__Directions__
Write out the full set of records exactly. Any pictures in them do not belong in the copy.

__Data for this task__
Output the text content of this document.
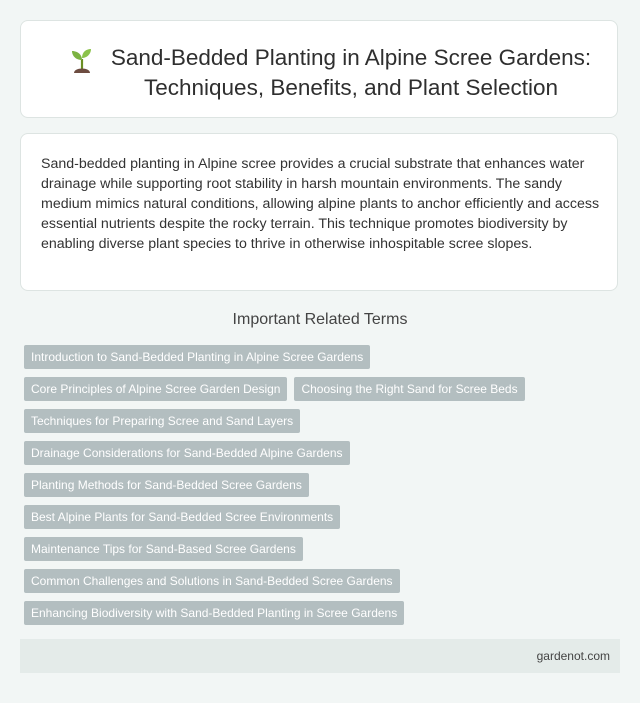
Sand-Bedded Planting in Alpine Scree Gardens: Techniques, Benefits, and Plant Selection
Sand-bedded planting in Alpine scree provides a crucial substrate that enhances water drainage while supporting root stability in harsh mountain environments. The sandy medium mimics natural conditions, allowing alpine plants to anchor efficiently and access essential nutrients despite the rocky terrain. This technique promotes biodiversity by enabling diverse plant species to thrive in otherwise inhospitable scree slopes.
Important Related Terms
Introduction to Sand-Bedded Planting in Alpine Scree Gardens
Core Principles of Alpine Scree Garden Design	Choosing the Right Sand for Scree Beds
Techniques for Preparing Scree and Sand Layers
Drainage Considerations for Sand-Bedded Alpine Gardens
Planting Methods for Sand-Bedded Scree Gardens
Best Alpine Plants for Sand-Bedded Scree Environments
Maintenance Tips for Sand-Based Scree Gardens
Common Challenges and Solutions in Sand-Bedded Scree Gardens
Enhancing Biodiversity with Sand-Bedded Planting in Scree Gardens
gardenot.com
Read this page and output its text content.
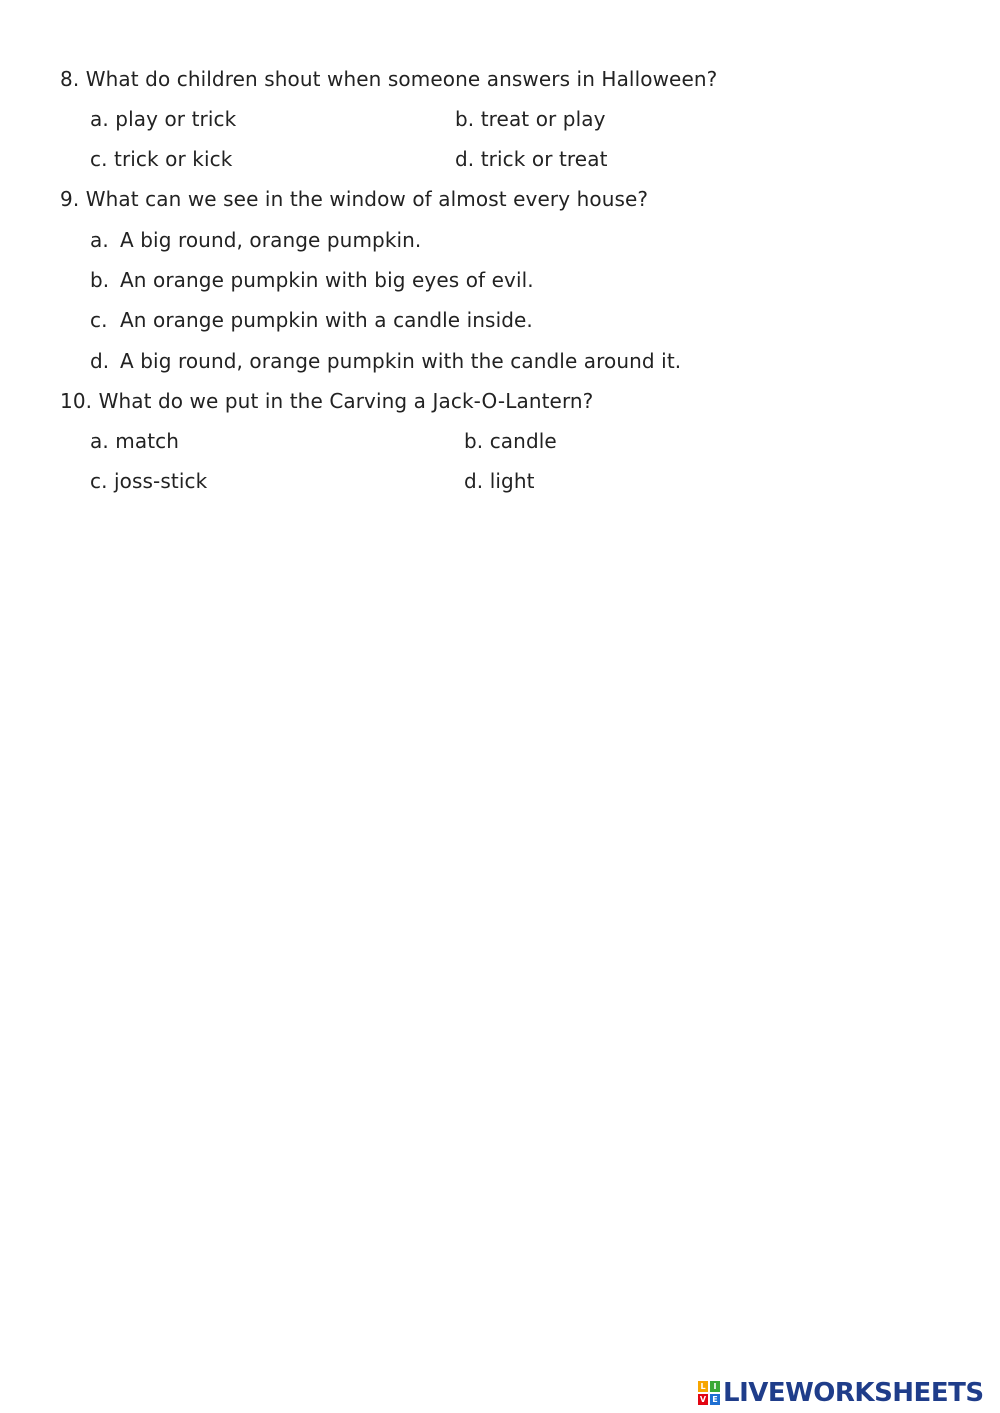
8. What do children shout when someone answers in Halloween?
a. play or trick	b. treat or play
c. trick or kick	d. trick or treat
9. What can we see in the window of almost every house?
a. A big round, orange pumpkin.
b. An orange pumpkin with big eyes of evil.
c. An orange pumpkin with a candle inside.
d. A big round, orange pumpkin with the candle around it.
10. What do we put in the Carving a Jack-O-Lantern?
a. match	b. candle
c. joss-stick	d. light
L I
V E LIVEWORKSHEETS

__Response__
Output the text content of this document.
Sand-Bedded Planting in Alpine Scree Gardens: Techniques, Benefits, and Plant Selection
Sand-bedded planting in Alpine scree provides a crucial substrate that enhances water drainage while supporting root stability in harsh mountain environments. The sandy medium mimics natural conditions, allowing alpine plants to anchor efficiently and access essential nutrients despite the rocky terrain. This technique promotes biodiversity by enabling diverse plant species to thrive in otherwise inhospitable scree slopes.
Important Related Terms
Introduction to Sand-Bedded Planting in Alpine Scree Gardens
Core Principles of Alpine Scree Garden Design	Choosing the Right Sand for Scree Beds
Techniques for Preparing Scree and Sand Layers
Drainage Considerations for Sand-Bedded Alpine Gardens
Planting Methods for Sand-Bedded Scree Gardens
Best Alpine Plants for Sand-Bedded Scree Environments
Maintenance Tips for Sand-Based Scree Gardens
Common Challenges and Solutions in Sand-Bedded Scree Gardens
Enhancing Biodiversity with Sand-Bedded Planting in Scree Gardens
gardenot.com
Read this page and output its text content.
8. What do children shout when someone answers in Halloween?
a. play or trick	b. treat or play
c. trick or kick	d. trick or treat
9. What can we see in the window of almost every house?
a. A big round, orange pumpkin.
b. An orange pumpkin with big eyes of evil.
c. An orange pumpkin with a candle inside.
d. A big round, orange pumpkin with the candle around it.
10. What do we put in the Carving a Jack-O-Lantern?
a. match	b. candle
c. joss-stick	d. light
L I
V E LIVEWORKSHEETS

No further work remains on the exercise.